[Entries from a dataset]
_____

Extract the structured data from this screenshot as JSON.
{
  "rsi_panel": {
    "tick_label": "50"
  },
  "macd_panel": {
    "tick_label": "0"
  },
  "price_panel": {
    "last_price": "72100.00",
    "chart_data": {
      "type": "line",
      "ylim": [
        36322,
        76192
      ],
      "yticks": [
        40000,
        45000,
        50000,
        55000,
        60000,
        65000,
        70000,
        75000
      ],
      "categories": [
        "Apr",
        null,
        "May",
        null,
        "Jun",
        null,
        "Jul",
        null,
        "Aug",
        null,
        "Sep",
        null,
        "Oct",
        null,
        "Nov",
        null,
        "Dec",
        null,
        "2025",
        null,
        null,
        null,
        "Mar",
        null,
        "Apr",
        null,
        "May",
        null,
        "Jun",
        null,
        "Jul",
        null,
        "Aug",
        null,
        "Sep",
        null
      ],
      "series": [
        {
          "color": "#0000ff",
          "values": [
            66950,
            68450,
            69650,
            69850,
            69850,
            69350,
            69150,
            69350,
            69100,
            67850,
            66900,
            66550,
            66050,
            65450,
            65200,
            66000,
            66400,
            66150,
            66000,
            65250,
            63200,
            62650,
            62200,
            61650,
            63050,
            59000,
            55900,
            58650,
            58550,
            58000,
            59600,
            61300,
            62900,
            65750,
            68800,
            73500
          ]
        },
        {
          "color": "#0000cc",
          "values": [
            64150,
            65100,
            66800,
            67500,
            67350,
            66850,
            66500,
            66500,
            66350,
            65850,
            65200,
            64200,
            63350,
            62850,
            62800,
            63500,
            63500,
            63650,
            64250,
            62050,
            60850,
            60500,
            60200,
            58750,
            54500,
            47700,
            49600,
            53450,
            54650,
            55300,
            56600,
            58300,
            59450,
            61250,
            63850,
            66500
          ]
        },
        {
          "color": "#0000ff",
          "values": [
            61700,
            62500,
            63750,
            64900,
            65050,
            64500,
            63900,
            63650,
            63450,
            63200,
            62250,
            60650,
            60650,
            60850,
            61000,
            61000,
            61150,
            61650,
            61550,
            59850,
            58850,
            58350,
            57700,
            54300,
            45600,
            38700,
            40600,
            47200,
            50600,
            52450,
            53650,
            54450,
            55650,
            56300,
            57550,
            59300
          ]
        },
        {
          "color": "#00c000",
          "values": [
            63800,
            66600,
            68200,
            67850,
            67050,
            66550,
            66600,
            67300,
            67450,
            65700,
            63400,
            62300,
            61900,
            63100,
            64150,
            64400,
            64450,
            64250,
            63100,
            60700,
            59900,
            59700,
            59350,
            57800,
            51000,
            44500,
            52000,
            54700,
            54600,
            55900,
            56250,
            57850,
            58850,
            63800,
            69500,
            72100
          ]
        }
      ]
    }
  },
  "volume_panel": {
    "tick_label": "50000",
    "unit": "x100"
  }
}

_____

• _Given exercise_
Please reproduce every line of the material word for word.

• _Answer_
Extract the structured data from this screenshot as JSON.
{
  "rsi_panel": {
    "tick_label": "50"
  },
  "macd_panel": {
    "tick_label": "0"
  },
  "price_panel": {
    "last_price": "72100.00",
    "chart_data": {
      "type": "line",
      "ylim": [
        36322,
        76192
      ],
      "yticks": [
        40000,
        45000,
        50000,
        55000,
        60000,
        65000,
        70000,
        75000
      ],
      "categories": [
        "Apr",
        null,
        "May",
        null,
        "Jun",
        null,
        "Jul",
        null,
        "Aug",
        null,
        "Sep",
        null,
        "Oct",
        null,
        "Nov",
        null,
        "Dec",
        null,
        "2025",
        null,
        null,
        null,
        "Mar",
        null,
        "Apr",
        null,
        "May",
        null,
        "Jun",
        null,
        "Jul",
        null,
        "Aug",
        null,
        "Sep",
        null
      ],
      "series": [
        {
          "color": "#0000ff",
          "values": [
            66950,
            68450,
            69650,
            69850,
            69850,
            69350,
            69150,
            69350,
            69100,
            67850,
            66900,
            66550,
            66050,
            65450,
            65200,
            66000,
            66400,
            66150,
            66000,
            65250,
            63200,
            62650,
            62200,
            61650,
            63050,
            59000,
            55900,
            58650,
            58550,
            58000,
            59600,
            61300,
            62900,
            65750,
            68800,
            73500
          ]
        },
        {
          "color": "#0000cc",
          "values": [
            64150,
            65100,
            66800,
            67500,
            67350,
            66850,
            66500,
            66500,
            66350,
            65850,
            65200,
            64200,
            63350,
            62850,
            62800,
            63500,
            63500,
            63650,
            64250,
            62050,
            60850,
            60500,
            60200,
            58750,
            54500,
            47700,
            49600,
            53450,
            54650,
            55300,
            56600,
            58300,
            59450,
            61250,
            63850,
            66500
          ]
        },
        {
          "color": "#0000ff",
          "values": [
            61700,
            62500,
            63750,
            64900,
            65050,
            64500,
            63900,
            63650,
            63450,
            63200,
            62250,
            60650,
            60650,
            60850,
            61000,
            61000,
            61150,
            61650,
            61550,
            59850,
            58850,
            58350,
            57700,
            54300,
            45600,
            38700,
            40600,
            47200,
            50600,
            52450,
            53650,
            54450,
            55650,
            56300,
            57550,
            59300
          ]
        },
        {
          "color": "#00c000",
          "values": [
            63800,
            66600,
            68200,
            67850,
            67050,
            66550,
            66600,
            67300,
            67450,
            65700,
            63400,
            62300,
            61900,
            63100,
            64150,
            64400,
            64450,
            64250,
            63100,
            60700,
            59900,
            59700,
            59350,
            57800,
            51000,
            44500,
            52000,
            54700,
            54600,
            55900,
            56250,
            57850,
            58850,
            63800,
            69500,
            72100
          ]
        }
      ]
    }
  },
  "volume_panel": {
    "tick_label": "50000",
    "unit": "x100"
  }
}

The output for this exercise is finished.